>> start ITEMS

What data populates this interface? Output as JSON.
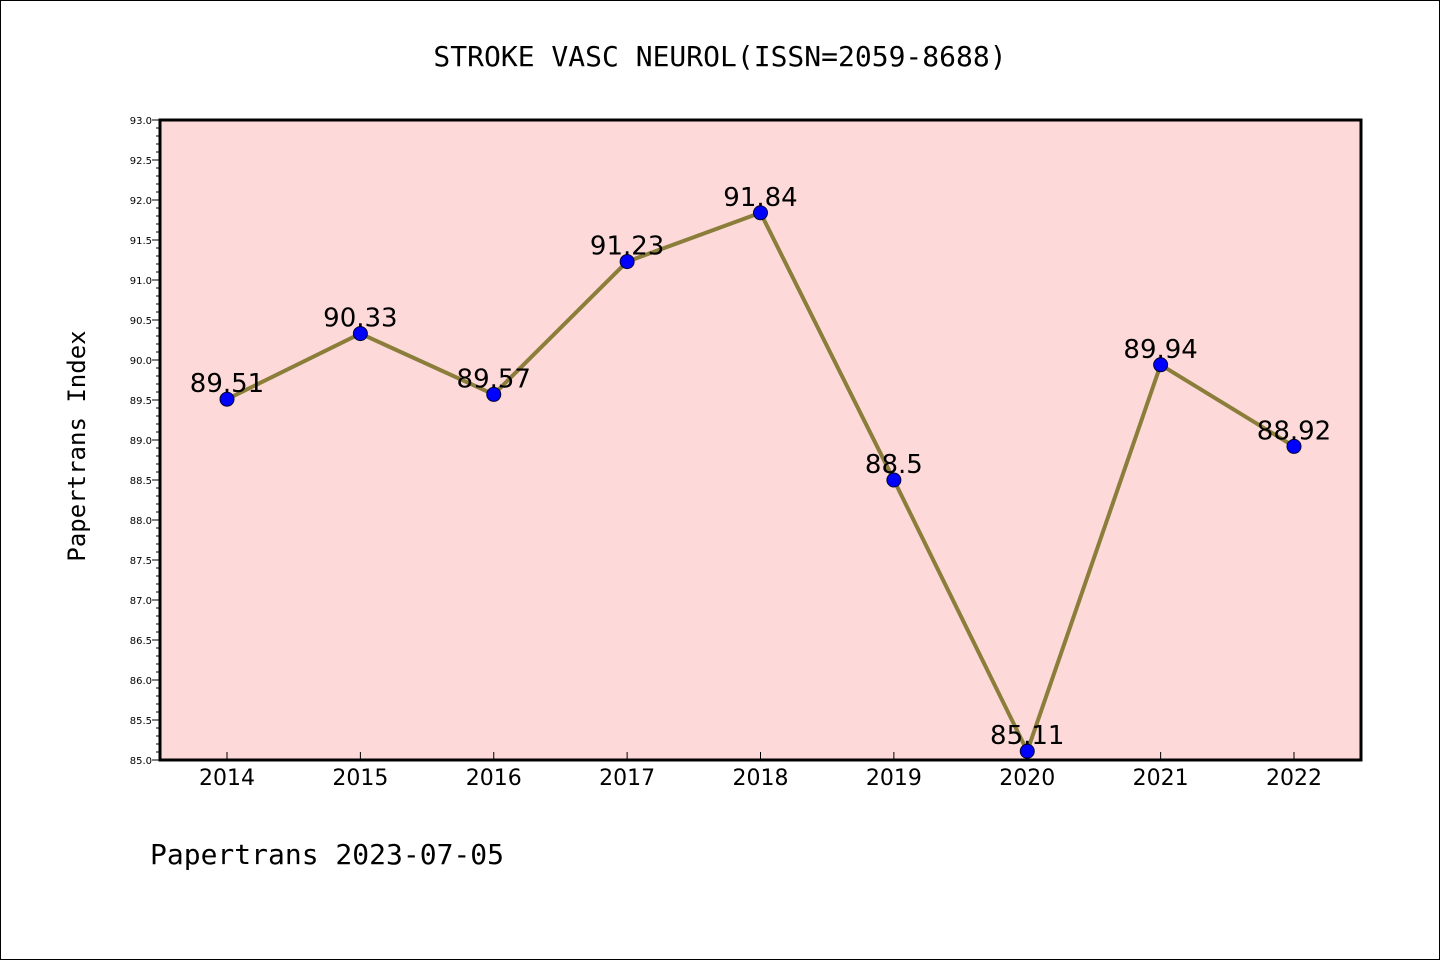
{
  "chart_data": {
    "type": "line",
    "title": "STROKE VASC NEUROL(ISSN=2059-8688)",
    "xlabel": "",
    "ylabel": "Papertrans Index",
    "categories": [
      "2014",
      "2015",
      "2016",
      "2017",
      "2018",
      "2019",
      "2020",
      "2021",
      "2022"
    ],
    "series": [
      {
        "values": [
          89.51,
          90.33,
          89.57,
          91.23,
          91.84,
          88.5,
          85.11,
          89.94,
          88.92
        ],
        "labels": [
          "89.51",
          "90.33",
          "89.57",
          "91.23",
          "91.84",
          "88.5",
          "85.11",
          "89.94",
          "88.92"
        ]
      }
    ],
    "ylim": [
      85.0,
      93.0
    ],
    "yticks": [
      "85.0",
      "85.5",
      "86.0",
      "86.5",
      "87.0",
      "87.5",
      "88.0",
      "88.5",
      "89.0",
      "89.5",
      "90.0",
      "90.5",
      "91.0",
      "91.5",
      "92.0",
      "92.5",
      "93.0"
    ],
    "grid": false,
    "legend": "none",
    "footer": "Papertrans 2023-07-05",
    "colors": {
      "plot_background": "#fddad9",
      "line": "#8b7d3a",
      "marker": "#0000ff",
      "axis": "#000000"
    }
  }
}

>> end ITEMS

**WHAT TO DO:** Reproduce the material in its entirety and word for word, without the pictures.

**RESULT OF THE TASK:**
What data populates this interface? Output as JSON.
{
  "chart_data": {
    "type": "line",
    "title": "STROKE VASC NEUROL(ISSN=2059-8688)",
    "xlabel": "",
    "ylabel": "Papertrans Index",
    "categories": [
      "2014",
      "2015",
      "2016",
      "2017",
      "2018",
      "2019",
      "2020",
      "2021",
      "2022"
    ],
    "series": [
      {
        "values": [
          89.51,
          90.33,
          89.57,
          91.23,
          91.84,
          88.5,
          85.11,
          89.94,
          88.92
        ],
        "labels": [
          "89.51",
          "90.33",
          "89.57",
          "91.23",
          "91.84",
          "88.5",
          "85.11",
          "89.94",
          "88.92"
        ]
      }
    ],
    "ylim": [
      85.0,
      93.0
    ],
    "yticks": [
      "85.0",
      "85.5",
      "86.0",
      "86.5",
      "87.0",
      "87.5",
      "88.0",
      "88.5",
      "89.0",
      "89.5",
      "90.0",
      "90.5",
      "91.0",
      "91.5",
      "92.0",
      "92.5",
      "93.0"
    ],
    "grid": false,
    "legend": "none",
    "footer": "Papertrans 2023-07-05",
    "colors": {
      "plot_background": "#fddad9",
      "line": "#8b7d3a",
      "marker": "#0000ff",
      "axis": "#000000"
    }
  }
}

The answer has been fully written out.